GIVEN DATA –
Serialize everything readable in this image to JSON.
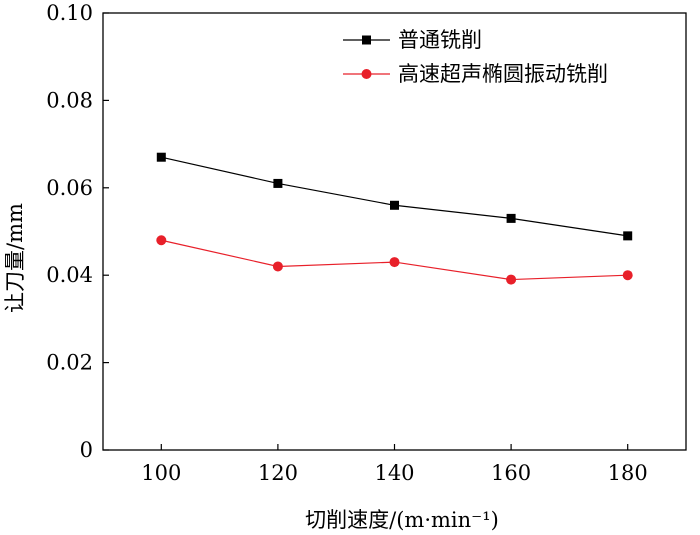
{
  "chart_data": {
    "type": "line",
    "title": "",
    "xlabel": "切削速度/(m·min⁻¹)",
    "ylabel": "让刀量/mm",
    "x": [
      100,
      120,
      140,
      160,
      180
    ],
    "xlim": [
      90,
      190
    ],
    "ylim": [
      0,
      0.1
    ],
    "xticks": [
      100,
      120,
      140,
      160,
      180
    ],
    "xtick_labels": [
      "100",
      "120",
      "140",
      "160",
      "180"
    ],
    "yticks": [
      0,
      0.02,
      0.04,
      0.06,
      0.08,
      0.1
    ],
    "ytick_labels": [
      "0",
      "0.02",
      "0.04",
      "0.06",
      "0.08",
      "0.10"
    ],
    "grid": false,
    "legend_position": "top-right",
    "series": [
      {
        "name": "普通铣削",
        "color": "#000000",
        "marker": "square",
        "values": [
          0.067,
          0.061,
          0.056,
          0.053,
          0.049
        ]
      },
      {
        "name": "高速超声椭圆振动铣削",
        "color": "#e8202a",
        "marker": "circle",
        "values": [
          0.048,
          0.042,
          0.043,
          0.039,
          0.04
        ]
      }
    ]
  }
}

WRITTEN REQUEST –
The records shown above are to be repeated exactly, with the pictures left out.

REPLY –
Serialize everything readable in this image to JSON.
{
  "chart_data": {
    "type": "line",
    "title": "",
    "xlabel": "切削速度/(m·min⁻¹)",
    "ylabel": "让刀量/mm",
    "x": [
      100,
      120,
      140,
      160,
      180
    ],
    "xlim": [
      90,
      190
    ],
    "ylim": [
      0,
      0.1
    ],
    "xticks": [
      100,
      120,
      140,
      160,
      180
    ],
    "xtick_labels": [
      "100",
      "120",
      "140",
      "160",
      "180"
    ],
    "yticks": [
      0,
      0.02,
      0.04,
      0.06,
      0.08,
      0.1
    ],
    "ytick_labels": [
      "0",
      "0.02",
      "0.04",
      "0.06",
      "0.08",
      "0.10"
    ],
    "grid": false,
    "legend_position": "top-right",
    "series": [
      {
        "name": "普通铣削",
        "color": "#000000",
        "marker": "square",
        "values": [
          0.067,
          0.061,
          0.056,
          0.053,
          0.049
        ]
      },
      {
        "name": "高速超声椭圆振动铣削",
        "color": "#e8202a",
        "marker": "circle",
        "values": [
          0.048,
          0.042,
          0.043,
          0.039,
          0.04
        ]
      }
    ]
  }
}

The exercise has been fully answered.